| SET PROBLEM |
Please reproduce every line of the data below word for word, keeping its order and wording unchanged.

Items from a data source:
--- Begin ---
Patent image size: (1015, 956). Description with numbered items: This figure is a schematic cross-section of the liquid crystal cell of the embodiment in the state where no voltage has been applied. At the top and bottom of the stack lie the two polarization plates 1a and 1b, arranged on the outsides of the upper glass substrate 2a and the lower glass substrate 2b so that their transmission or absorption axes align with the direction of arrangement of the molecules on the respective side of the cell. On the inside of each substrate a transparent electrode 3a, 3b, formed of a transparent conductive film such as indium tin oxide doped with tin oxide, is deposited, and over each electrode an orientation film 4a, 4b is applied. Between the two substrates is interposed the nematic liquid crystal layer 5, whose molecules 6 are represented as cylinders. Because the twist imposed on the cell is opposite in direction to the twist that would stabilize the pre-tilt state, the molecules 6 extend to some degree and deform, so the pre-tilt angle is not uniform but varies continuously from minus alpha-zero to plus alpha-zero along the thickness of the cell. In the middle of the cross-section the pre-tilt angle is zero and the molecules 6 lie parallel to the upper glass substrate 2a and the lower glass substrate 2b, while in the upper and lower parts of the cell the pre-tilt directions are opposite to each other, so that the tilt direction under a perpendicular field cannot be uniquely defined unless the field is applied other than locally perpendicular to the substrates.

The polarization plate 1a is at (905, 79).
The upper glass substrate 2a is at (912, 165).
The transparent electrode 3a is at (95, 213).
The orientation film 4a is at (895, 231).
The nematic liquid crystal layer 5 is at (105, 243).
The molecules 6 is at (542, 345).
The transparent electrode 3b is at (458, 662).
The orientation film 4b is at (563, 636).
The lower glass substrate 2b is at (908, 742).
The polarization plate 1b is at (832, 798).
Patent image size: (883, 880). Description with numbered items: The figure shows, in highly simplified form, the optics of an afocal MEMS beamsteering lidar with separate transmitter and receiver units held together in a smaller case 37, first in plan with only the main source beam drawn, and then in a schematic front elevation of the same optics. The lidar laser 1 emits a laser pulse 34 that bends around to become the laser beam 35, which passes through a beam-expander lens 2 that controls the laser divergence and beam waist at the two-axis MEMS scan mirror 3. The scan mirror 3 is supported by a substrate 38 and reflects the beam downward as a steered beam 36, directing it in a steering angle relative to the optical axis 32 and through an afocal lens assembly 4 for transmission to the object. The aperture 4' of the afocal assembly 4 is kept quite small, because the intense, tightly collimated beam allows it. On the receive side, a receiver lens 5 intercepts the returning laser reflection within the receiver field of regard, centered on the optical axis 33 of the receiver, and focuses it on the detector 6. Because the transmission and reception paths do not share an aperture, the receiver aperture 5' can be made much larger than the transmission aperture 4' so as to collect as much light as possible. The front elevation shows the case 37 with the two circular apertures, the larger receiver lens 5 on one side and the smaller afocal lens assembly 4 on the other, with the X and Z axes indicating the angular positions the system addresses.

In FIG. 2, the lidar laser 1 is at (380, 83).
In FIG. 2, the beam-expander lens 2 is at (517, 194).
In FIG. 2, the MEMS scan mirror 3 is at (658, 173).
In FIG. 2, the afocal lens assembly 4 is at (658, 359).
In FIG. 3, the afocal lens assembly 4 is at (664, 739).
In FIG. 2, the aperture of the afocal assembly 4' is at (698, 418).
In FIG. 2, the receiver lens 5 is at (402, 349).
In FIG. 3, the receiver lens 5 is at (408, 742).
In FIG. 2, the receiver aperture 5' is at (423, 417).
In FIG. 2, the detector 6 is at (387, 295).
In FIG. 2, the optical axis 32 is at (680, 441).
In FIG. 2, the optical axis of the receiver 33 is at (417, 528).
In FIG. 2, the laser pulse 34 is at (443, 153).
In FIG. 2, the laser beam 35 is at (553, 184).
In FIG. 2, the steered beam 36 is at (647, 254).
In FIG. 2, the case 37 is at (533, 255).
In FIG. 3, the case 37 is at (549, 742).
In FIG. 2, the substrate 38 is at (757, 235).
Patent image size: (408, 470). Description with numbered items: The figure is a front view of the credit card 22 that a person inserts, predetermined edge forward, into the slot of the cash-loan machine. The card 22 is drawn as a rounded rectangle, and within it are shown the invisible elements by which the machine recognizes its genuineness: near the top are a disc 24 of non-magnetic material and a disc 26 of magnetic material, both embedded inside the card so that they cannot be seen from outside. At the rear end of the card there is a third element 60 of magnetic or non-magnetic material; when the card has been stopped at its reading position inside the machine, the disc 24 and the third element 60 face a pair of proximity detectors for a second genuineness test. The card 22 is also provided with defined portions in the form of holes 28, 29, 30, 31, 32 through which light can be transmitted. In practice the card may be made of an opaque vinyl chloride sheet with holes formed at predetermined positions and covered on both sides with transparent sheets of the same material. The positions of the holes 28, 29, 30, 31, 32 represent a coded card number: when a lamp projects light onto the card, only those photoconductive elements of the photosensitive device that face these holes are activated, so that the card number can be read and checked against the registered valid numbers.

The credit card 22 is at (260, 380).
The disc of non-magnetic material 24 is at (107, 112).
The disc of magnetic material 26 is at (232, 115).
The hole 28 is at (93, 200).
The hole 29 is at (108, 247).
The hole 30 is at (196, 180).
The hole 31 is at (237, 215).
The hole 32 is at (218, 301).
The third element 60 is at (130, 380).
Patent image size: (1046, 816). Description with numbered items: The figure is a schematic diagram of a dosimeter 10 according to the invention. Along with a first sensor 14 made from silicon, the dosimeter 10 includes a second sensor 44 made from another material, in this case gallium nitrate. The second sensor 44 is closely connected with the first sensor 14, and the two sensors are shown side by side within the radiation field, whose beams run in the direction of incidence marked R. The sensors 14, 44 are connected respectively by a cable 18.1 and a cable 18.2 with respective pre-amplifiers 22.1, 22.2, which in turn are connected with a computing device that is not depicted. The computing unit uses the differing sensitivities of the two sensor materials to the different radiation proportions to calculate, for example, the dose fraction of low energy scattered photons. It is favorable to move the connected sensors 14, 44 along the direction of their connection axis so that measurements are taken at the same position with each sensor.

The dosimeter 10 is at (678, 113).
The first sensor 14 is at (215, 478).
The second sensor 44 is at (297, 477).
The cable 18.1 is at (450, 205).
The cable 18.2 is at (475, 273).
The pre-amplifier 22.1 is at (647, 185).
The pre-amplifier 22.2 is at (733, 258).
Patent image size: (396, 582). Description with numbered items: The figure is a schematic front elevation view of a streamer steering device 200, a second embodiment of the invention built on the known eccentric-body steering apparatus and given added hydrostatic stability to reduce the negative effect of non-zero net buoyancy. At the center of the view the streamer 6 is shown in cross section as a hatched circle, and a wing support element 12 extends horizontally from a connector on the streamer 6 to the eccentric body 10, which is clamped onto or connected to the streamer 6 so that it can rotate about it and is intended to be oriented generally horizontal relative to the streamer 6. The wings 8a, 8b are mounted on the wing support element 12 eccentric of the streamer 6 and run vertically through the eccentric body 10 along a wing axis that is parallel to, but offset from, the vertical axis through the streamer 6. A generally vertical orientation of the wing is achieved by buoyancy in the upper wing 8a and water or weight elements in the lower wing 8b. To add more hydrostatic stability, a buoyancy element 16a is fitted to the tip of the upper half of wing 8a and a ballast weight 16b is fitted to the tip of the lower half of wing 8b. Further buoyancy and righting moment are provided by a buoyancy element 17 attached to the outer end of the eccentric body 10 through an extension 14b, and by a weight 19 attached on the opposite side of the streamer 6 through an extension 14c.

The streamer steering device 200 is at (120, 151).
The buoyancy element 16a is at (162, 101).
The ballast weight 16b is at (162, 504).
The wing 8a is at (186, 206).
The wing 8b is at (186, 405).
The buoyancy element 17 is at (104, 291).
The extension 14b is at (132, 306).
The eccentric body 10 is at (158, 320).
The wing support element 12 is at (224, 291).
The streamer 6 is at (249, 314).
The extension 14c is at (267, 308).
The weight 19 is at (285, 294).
--- End ---
| TASK RESULT |
Patent image size: (1015, 956). Description with numbered items: This figure is a schematic cross-section of the liquid crystal cell of the embodiment in the state where no voltage has been applied. At the top and bottom of the stack lie the two polarization plates 1a and 1b, arranged on the outsides of the upper glass substrate 2a and the lower glass substrate 2b so that their transmission or absorption axes align with the direction of arrangement of the molecules on the respective side of the cell. On the inside of each substrate a transparent electrode 3a, 3b, formed of a transparent conductive film such as indium tin oxide doped with tin oxide, is deposited, and over each electrode an orientation film 4a, 4b is applied. Between the two substrates is interposed the nematic liquid crystal layer 5, whose molecules 6 are represented as cylinders. Because the twist imposed on the cell is opposite in direction to the twist that would stabilize the pre-tilt state, the molecules 6 extend to some degree and deform, so the pre-tilt angle is not uniform but varies continuously from minus alpha-zero to plus alpha-zero along the thickness of the cell. In the middle of the cross-section the pre-tilt angle is zero and the molecules 6 lie parallel to the upper glass substrate 2a and the lower glass substrate 2b, while in the upper and lower parts of the cell the pre-tilt directions are opposite to each other, so that the tilt direction under a perpendicular field cannot be uniquely defined unless the field is applied other than locally perpendicular to the substrates.

The polarization plate 1a is at (905, 79).
The upper glass substrate 2a is at (912, 165).
The transparent electrode 3a is at (95, 213).
The orientation film 4a is at (895, 231).
The nematic liquid crystal layer 5 is at (105, 243).
The molecules 6 is at (542, 345).
The transparent electrode 3b is at (458, 662).
The orientation film 4b is at (563, 636).
The lower glass substrate 2b is at (908, 742).
The polarization plate 1b is at (832, 798).
Patent image size: (883, 880). Description with numbered items: The figure shows, in highly simplified form, the optics of an afocal MEMS beamsteering lidar with separate transmitter and receiver units held together in a smaller case 37, first in plan with only the main source beam drawn, and then in a schematic front elevation of the same optics. The lidar laser 1 emits a laser pulse 34 that bends around to become the laser beam 35, which passes through a beam-expander lens 2 that controls the laser divergence and beam waist at the two-axis MEMS scan mirror 3. The scan mirror 3 is supported by a substrate 38 and reflects the beam downward as a steered beam 36, directing it in a steering angle relative to the optical axis 32 and through an afocal lens assembly 4 for transmission to the object. The aperture 4' of the afocal assembly 4 is kept quite small, because the intense, tightly collimated beam allows it. On the receive side, a receiver lens 5 intercepts the returning laser reflection within the receiver field of regard, centered on the optical axis 33 of the receiver, and focuses it on the detector 6. Because the transmission and reception paths do not share an aperture, the receiver aperture 5' can be made much larger than the transmission aperture 4' so as to collect as much light as possible. The front elevation shows the case 37 with the two circular apertures, the larger receiver lens 5 on one side and the smaller afocal lens assembly 4 on the other, with the X and Z axes indicating the angular positions the system addresses.

In FIG. 2, the lidar laser 1 is at (380, 83).
In FIG. 2, the beam-expander lens 2 is at (517, 194).
In FIG. 2, the MEMS scan mirror 3 is at (658, 173).
In FIG. 2, the afocal lens assembly 4 is at (658, 359).
In FIG. 3, the afocal lens assembly 4 is at (664, 739).
In FIG. 2, the aperture of the afocal assembly 4' is at (698, 418).
In FIG. 2, the receiver lens 5 is at (402, 349).
In FIG. 3, the receiver lens 5 is at (408, 742).
In FIG. 2, the receiver aperture 5' is at (423, 417).
In FIG. 2, the detector 6 is at (387, 295).
In FIG. 2, the optical axis 32 is at (680, 441).
In FIG. 2, the optical axis of the receiver 33 is at (417, 528).
In FIG. 2, the laser pulse 34 is at (443, 153).
In FIG. 2, the laser beam 35 is at (553, 184).
In FIG. 2, the steered beam 36 is at (647, 254).
In FIG. 2, the case 37 is at (533, 255).
In FIG. 3, the case 37 is at (549, 742).
In FIG. 2, the substrate 38 is at (757, 235).
Patent image size: (408, 470). Description with numbered items: The figure is a front view of the credit card 22 that a person inserts, predetermined edge forward, into the slot of the cash-loan machine. The card 22 is drawn as a rounded rectangle, and within it are shown the invisible elements by which the machine recognizes its genuineness: near the top are a disc 24 of non-magnetic material and a disc 26 of magnetic material, both embedded inside the card so that they cannot be seen from outside. At the rear end of the card there is a third element 60 of magnetic or non-magnetic material; when the card has been stopped at its reading position inside the machine, the disc 24 and the third element 60 face a pair of proximity detectors for a second genuineness test. The card 22 is also provided with defined portions in the form of holes 28, 29, 30, 31, 32 through which light can be transmitted. In practice the card may be made of an opaque vinyl chloride sheet with holes formed at predetermined positions and covered on both sides with transparent sheets of the same material. The positions of the holes 28, 29, 30, 31, 32 represent a coded card number: when a lamp projects light onto the card, only those photoconductive elements of the photosensitive device that face these holes are activated, so that the card number can be read and checked against the registered valid numbers.

The credit card 22 is at (260, 380).
The disc of non-magnetic material 24 is at (107, 112).
The disc of magnetic material 26 is at (232, 115).
The hole 28 is at (93, 200).
The hole 29 is at (108, 247).
The hole 30 is at (196, 180).
The hole 31 is at (237, 215).
The hole 32 is at (218, 301).
The third element 60 is at (130, 380).
Patent image size: (1046, 816). Description with numbered items: The figure is a schematic diagram of a dosimeter 10 according to the invention. Along with a first sensor 14 made from silicon, the dosimeter 10 includes a second sensor 44 made from another material, in this case gallium nitrate. The second sensor 44 is closely connected with the first sensor 14, and the two sensors are shown side by side within the radiation field, whose beams run in the direction of incidence marked R. The sensors 14, 44 are connected respectively by a cable 18.1 and a cable 18.2 with respective pre-amplifiers 22.1, 22.2, which in turn are connected with a computing device that is not depicted. The computing unit uses the differing sensitivities of the two sensor materials to the different radiation proportions to calculate, for example, the dose fraction of low energy scattered photons. It is favorable to move the connected sensors 14, 44 along the direction of their connection axis so that measurements are taken at the same position with each sensor.

The dosimeter 10 is at (678, 113).
The first sensor 14 is at (215, 478).
The second sensor 44 is at (297, 477).
The cable 18.1 is at (450, 205).
The cable 18.2 is at (475, 273).
The pre-amplifier 22.1 is at (647, 185).
The pre-amplifier 22.2 is at (733, 258).
Patent image size: (396, 582). Description with numbered items: The figure is a schematic front elevation view of a streamer steering device 200, a second embodiment of the invention built on the known eccentric-body steering apparatus and given added hydrostatic stability to reduce the negative effect of non-zero net buoyancy. At the center of the view the streamer 6 is shown in cross section as a hatched circle, and a wing support element 12 extends horizontally from a connector on the streamer 6 to the eccentric body 10, which is clamped onto or connected to the streamer 6 so that it can rotate about it and is intended to be oriented generally horizontal relative to the streamer 6. The wings 8a, 8b are mounted on the wing support element 12 eccentric of the streamer 6 and run vertically through the eccentric body 10 along a wing axis that is parallel to, but offset from, the vertical axis through the streamer 6. A generally vertical orientation of the wing is achieved by buoyancy in the upper wing 8a and water or weight elements in the lower wing 8b. To add more hydrostatic stability, a buoyancy element 16a is fitted to the tip of the upper half of wing 8a and a ballast weight 16b is fitted to the tip of the lower half of wing 8b. Further buoyancy and righting moment are provided by a buoyancy element 17 attached to the outer end of the eccentric body 10 through an extension 14b, and by a weight 19 attached on the opposite side of the streamer 6 through an extension 14c.

The streamer steering device 200 is at (120, 151).
The buoyancy element 16a is at (162, 101).
The ballast weight 16b is at (162, 504).
The wing 8a is at (186, 206).
The wing 8b is at (186, 405).
The buoyancy element 17 is at (104, 291).
The extension 14b is at (132, 306).
The eccentric body 10 is at (158, 320).
The wing support element 12 is at (224, 291).
The streamer 6 is at (249, 314).
The extension 14c is at (267, 308).
The weight 19 is at (285, 294).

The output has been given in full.